Aim >> All of the material below is to be retyped exactly.

(Stored records)
=-=-=

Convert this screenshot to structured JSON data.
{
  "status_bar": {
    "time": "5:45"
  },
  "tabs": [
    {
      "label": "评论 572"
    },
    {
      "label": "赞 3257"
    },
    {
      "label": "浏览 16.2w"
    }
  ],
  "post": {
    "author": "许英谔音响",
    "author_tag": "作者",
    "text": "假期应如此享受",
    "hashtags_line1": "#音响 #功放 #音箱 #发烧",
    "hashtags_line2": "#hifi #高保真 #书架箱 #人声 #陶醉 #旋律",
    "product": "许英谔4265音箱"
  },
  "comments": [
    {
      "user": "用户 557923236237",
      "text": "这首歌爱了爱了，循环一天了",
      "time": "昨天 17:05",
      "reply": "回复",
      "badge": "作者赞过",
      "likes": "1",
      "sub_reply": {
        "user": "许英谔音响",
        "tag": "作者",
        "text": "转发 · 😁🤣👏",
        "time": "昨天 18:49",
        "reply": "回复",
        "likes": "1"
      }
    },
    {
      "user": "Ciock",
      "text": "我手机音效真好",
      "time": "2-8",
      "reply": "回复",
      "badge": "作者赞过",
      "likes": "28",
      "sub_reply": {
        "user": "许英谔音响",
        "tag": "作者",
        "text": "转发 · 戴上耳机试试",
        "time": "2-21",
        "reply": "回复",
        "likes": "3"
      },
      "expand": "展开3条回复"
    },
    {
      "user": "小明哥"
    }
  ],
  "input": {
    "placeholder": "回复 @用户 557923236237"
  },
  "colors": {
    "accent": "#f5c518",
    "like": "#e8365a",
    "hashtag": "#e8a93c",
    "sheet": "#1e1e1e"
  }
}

=-=-=

Correct answer >>
Convert this screenshot to structured JSON data.
{
  "status_bar": {
    "time": "5:45"
  },
  "tabs": [
    {
      "label": "评论 572"
    },
    {
      "label": "赞 3257"
    },
    {
      "label": "浏览 16.2w"
    }
  ],
  "post": {
    "author": "许英谔音响",
    "author_tag": "作者",
    "text": "假期应如此享受",
    "hashtags_line1": "#音响 #功放 #音箱 #发烧",
    "hashtags_line2": "#hifi #高保真 #书架箱 #人声 #陶醉 #旋律",
    "product": "许英谔4265音箱"
  },
  "comments": [
    {
      "user": "用户 557923236237",
      "text": "这首歌爱了爱了，循环一天了",
      "time": "昨天 17:05",
      "reply": "回复",
      "badge": "作者赞过",
      "likes": "1",
      "sub_reply": {
        "user": "许英谔音响",
        "tag": "作者",
        "text": "转发 · 😁🤣👏",
        "time": "昨天 18:49",
        "reply": "回复",
        "likes": "1"
      }
    },
    {
      "user": "Ciock",
      "text": "我手机音效真好",
      "time": "2-8",
      "reply": "回复",
      "badge": "作者赞过",
      "likes": "28",
      "sub_reply": {
        "user": "许英谔音响",
        "tag": "作者",
        "text": "转发 · 戴上耳机试试",
        "time": "2-21",
        "reply": "回复",
        "likes": "3"
      },
      "expand": "展开3条回复"
    },
    {
      "user": "小明哥"
    }
  ],
  "input": {
    "placeholder": "回复 @用户 557923236237"
  },
  "colors": {
    "accent": "#f5c518",
    "like": "#e8365a",
    "hashtag": "#e8a93c",
    "sheet": "#1e1e1e"
  }
}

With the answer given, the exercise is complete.